*Records to use:*
----------

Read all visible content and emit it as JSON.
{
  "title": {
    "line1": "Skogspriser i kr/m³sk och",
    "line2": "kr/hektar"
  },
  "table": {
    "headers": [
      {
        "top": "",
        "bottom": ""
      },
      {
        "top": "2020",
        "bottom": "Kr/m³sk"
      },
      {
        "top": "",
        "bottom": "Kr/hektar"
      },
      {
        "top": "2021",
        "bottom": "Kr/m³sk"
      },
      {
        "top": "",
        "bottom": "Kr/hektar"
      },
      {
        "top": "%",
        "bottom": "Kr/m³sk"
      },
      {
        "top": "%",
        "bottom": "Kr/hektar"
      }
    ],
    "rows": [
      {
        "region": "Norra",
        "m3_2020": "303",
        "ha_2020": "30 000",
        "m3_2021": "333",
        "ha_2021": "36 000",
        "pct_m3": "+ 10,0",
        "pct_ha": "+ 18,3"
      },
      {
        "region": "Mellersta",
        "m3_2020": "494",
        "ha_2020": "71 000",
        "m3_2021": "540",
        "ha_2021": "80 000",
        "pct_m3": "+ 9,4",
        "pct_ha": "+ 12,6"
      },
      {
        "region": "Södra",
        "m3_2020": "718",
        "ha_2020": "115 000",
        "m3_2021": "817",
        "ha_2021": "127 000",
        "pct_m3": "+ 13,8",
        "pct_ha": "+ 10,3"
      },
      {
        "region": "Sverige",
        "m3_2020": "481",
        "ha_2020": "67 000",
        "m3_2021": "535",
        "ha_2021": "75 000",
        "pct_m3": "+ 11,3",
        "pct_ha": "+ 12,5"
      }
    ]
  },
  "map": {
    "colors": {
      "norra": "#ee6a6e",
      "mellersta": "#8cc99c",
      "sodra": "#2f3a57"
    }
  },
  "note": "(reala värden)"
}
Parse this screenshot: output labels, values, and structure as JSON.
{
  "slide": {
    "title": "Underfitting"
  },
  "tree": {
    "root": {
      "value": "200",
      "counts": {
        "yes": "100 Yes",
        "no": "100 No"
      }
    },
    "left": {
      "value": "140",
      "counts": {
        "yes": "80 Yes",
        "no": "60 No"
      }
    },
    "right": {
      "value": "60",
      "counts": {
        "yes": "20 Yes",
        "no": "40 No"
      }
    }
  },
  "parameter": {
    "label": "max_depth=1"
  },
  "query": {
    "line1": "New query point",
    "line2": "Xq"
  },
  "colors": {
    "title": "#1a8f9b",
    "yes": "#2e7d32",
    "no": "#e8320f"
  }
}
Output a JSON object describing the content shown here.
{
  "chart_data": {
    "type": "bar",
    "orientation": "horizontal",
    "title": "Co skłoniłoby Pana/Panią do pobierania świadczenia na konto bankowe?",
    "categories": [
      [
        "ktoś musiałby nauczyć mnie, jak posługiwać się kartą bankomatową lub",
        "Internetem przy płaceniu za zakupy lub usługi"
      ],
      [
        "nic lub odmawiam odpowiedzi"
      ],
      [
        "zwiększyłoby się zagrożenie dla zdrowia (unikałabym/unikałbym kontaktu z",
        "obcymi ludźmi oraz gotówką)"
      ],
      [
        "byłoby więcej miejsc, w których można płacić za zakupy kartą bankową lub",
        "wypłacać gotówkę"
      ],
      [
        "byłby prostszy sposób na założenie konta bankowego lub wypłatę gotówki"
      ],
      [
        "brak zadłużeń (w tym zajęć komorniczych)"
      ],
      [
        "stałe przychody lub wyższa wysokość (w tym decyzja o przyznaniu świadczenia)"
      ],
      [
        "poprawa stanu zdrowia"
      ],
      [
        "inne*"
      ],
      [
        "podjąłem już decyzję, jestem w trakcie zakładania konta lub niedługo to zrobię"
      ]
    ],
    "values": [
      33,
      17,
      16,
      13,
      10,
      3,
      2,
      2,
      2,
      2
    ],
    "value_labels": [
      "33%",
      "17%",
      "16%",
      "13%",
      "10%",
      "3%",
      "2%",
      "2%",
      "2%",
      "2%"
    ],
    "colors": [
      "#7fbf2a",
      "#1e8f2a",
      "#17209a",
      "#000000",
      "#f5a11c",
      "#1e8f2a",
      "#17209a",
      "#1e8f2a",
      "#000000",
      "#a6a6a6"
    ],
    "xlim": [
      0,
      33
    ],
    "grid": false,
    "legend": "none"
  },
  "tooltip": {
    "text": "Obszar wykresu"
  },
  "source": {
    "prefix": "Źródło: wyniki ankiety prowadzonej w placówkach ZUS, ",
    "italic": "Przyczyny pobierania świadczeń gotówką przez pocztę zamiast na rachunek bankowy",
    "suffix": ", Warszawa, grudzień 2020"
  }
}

----------

*What the task asks:* Could you reproduce every record above exactly as it appears?

*Result:*
Read all visible content and emit it as JSON.
{
  "title": {
    "line1": "Skogspriser i kr/m³sk och",
    "line2": "kr/hektar"
  },
  "table": {
    "headers": [
      {
        "top": "",
        "bottom": ""
      },
      {
        "top": "2020",
        "bottom": "Kr/m³sk"
      },
      {
        "top": "",
        "bottom": "Kr/hektar"
      },
      {
        "top": "2021",
        "bottom": "Kr/m³sk"
      },
      {
        "top": "",
        "bottom": "Kr/hektar"
      },
      {
        "top": "%",
        "bottom": "Kr/m³sk"
      },
      {
        "top": "%",
        "bottom": "Kr/hektar"
      }
    ],
    "rows": [
      {
        "region": "Norra",
        "m3_2020": "303",
        "ha_2020": "30 000",
        "m3_2021": "333",
        "ha_2021": "36 000",
        "pct_m3": "+ 10,0",
        "pct_ha": "+ 18,3"
      },
      {
        "region": "Mellersta",
        "m3_2020": "494",
        "ha_2020": "71 000",
        "m3_2021": "540",
        "ha_2021": "80 000",
        "pct_m3": "+ 9,4",
        "pct_ha": "+ 12,6"
      },
      {
        "region": "Södra",
        "m3_2020": "718",
        "ha_2020": "115 000",
        "m3_2021": "817",
        "ha_2021": "127 000",
        "pct_m3": "+ 13,8",
        "pct_ha": "+ 10,3"
      },
      {
        "region": "Sverige",
        "m3_2020": "481",
        "ha_2020": "67 000",
        "m3_2021": "535",
        "ha_2021": "75 000",
        "pct_m3": "+ 11,3",
        "pct_ha": "+ 12,5"
      }
    ]
  },
  "map": {
    "colors": {
      "norra": "#ee6a6e",
      "mellersta": "#8cc99c",
      "sodra": "#2f3a57"
    }
  },
  "note": "(reala värden)"
}
Parse this screenshot: output labels, values, and structure as JSON.
{
  "slide": {
    "title": "Underfitting"
  },
  "tree": {
    "root": {
      "value": "200",
      "counts": {
        "yes": "100 Yes",
        "no": "100 No"
      }
    },
    "left": {
      "value": "140",
      "counts": {
        "yes": "80 Yes",
        "no": "60 No"
      }
    },
    "right": {
      "value": "60",
      "counts": {
        "yes": "20 Yes",
        "no": "40 No"
      }
    }
  },
  "parameter": {
    "label": "max_depth=1"
  },
  "query": {
    "line1": "New query point",
    "line2": "Xq"
  },
  "colors": {
    "title": "#1a8f9b",
    "yes": "#2e7d32",
    "no": "#e8320f"
  }
}
Output a JSON object describing the content shown here.
{
  "chart_data": {
    "type": "bar",
    "orientation": "horizontal",
    "title": "Co skłoniłoby Pana/Panią do pobierania świadczenia na konto bankowe?",
    "categories": [
      [
        "ktoś musiałby nauczyć mnie, jak posługiwać się kartą bankomatową lub",
        "Internetem przy płaceniu za zakupy lub usługi"
      ],
      [
        "nic lub odmawiam odpowiedzi"
      ],
      [
        "zwiększyłoby się zagrożenie dla zdrowia (unikałabym/unikałbym kontaktu z",
        "obcymi ludźmi oraz gotówką)"
      ],
      [
        "byłoby więcej miejsc, w których można płacić za zakupy kartą bankową lub",
        "wypłacać gotówkę"
      ],
      [
        "byłby prostszy sposób na założenie konta bankowego lub wypłatę gotówki"
      ],
      [
        "brak zadłużeń (w tym zajęć komorniczych)"
      ],
      [
        "stałe przychody lub wyższa wysokość (w tym decyzja o przyznaniu świadczenia)"
      ],
      [
        "poprawa stanu zdrowia"
      ],
      [
        "inne*"
      ],
      [
        "podjąłem już decyzję, jestem w trakcie zakładania konta lub niedługo to zrobię"
      ]
    ],
    "values": [
      33,
      17,
      16,
      13,
      10,
      3,
      2,
      2,
      2,
      2
    ],
    "value_labels": [
      "33%",
      "17%",
      "16%",
      "13%",
      "10%",
      "3%",
      "2%",
      "2%",
      "2%",
      "2%"
    ],
    "colors": [
      "#7fbf2a",
      "#1e8f2a",
      "#17209a",
      "#000000",
      "#f5a11c",
      "#1e8f2a",
      "#17209a",
      "#1e8f2a",
      "#000000",
      "#a6a6a6"
    ],
    "xlim": [
      0,
      33
    ],
    "grid": false,
    "legend": "none"
  },
  "tooltip": {
    "text": "Obszar wykresu"
  },
  "source": {
    "prefix": "Źródło: wyniki ankiety prowadzonej w placówkach ZUS, ",
    "italic": "Przyczyny pobierania świadczeń gotówką przez pocztę zamiast na rachunek bankowy",
    "suffix": ", Warszawa, grudzień 2020"
  }
}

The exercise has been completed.